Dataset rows
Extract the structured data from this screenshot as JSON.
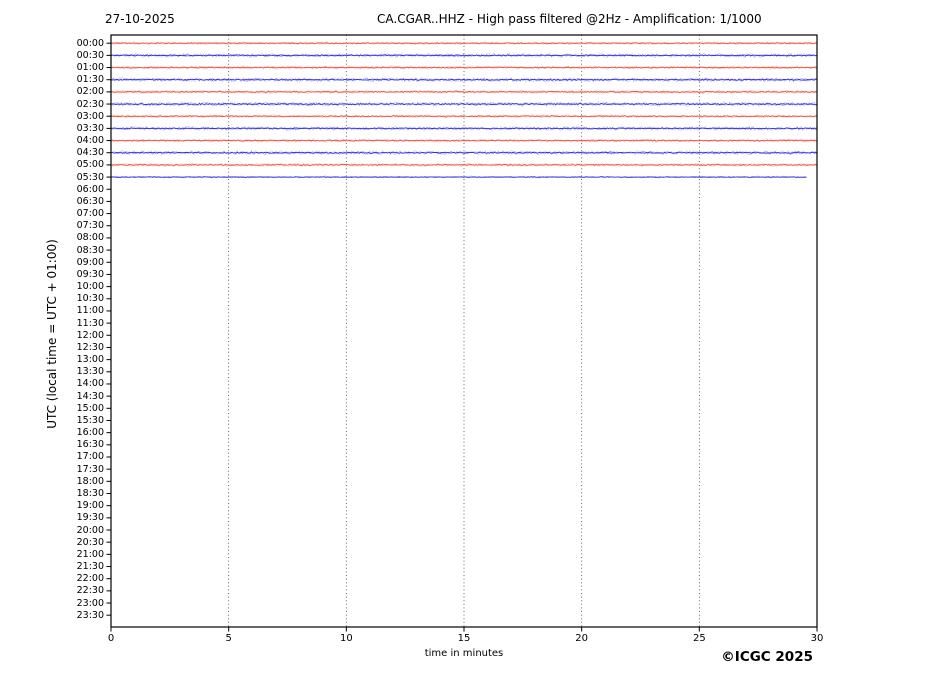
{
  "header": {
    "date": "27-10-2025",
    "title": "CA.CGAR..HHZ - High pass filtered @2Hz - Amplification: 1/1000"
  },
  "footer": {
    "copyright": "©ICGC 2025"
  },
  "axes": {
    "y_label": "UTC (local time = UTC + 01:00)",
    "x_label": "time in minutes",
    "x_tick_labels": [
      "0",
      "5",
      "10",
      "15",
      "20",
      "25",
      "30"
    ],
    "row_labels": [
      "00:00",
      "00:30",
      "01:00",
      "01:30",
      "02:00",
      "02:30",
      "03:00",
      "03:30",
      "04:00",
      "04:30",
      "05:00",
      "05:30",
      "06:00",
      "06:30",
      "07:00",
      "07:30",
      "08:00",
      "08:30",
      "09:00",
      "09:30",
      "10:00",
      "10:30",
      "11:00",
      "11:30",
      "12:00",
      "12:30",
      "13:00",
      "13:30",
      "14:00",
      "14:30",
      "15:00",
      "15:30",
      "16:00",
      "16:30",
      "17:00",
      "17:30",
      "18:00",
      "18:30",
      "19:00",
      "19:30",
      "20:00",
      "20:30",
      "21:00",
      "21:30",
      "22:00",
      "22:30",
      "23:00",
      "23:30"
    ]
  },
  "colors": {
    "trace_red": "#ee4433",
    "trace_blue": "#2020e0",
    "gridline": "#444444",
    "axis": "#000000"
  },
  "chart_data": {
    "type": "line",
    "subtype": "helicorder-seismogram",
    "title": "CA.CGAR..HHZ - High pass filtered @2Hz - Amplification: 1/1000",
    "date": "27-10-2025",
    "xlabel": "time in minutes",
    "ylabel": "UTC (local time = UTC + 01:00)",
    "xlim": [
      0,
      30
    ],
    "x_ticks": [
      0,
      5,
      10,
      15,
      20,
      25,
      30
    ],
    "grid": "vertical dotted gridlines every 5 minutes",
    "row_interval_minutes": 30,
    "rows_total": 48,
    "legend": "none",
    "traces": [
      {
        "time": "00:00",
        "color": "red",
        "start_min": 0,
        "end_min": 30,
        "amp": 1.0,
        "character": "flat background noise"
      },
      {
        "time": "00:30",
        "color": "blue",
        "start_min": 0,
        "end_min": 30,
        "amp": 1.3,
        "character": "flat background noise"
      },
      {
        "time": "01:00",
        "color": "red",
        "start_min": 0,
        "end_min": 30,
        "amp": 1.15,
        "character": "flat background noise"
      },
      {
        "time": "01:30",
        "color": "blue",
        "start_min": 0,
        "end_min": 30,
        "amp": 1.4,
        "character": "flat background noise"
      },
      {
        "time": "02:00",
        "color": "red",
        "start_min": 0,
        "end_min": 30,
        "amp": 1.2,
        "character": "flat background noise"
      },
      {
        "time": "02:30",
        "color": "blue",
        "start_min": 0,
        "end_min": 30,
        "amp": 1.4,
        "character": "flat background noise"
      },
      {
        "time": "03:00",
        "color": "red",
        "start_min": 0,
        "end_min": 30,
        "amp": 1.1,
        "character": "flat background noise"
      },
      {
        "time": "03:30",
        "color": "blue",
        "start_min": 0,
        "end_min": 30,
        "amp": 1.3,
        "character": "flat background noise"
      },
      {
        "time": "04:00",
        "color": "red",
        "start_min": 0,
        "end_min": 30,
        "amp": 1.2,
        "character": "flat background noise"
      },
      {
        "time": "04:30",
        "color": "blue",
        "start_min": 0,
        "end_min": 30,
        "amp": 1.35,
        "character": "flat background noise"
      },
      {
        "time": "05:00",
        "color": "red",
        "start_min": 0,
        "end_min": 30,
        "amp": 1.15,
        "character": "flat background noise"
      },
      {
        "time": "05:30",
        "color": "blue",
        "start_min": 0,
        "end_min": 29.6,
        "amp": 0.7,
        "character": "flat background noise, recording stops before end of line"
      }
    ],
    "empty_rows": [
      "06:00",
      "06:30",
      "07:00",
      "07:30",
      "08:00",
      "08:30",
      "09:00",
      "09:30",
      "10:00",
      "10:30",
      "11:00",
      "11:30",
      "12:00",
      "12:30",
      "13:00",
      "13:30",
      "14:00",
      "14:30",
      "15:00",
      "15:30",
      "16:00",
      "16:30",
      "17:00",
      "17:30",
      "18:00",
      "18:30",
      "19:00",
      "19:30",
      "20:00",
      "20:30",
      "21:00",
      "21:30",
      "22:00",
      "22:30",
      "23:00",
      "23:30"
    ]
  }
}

* * *

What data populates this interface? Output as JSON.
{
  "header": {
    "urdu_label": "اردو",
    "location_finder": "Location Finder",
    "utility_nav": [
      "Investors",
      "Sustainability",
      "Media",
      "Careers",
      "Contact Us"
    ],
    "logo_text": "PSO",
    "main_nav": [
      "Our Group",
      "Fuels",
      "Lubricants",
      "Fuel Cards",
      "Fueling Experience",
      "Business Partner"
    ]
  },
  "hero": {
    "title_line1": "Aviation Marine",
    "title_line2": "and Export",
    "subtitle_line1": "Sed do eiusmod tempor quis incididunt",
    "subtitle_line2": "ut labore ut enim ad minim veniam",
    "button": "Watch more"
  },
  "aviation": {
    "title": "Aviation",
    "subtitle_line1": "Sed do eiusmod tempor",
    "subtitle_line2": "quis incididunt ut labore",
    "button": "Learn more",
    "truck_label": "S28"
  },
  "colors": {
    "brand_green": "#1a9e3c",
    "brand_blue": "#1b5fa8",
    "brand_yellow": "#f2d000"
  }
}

[The request] Scan the records above for the string "button", then select every line that holds it.

[Problem solution]
    "button": "Watch more"
    "button": "Learn more",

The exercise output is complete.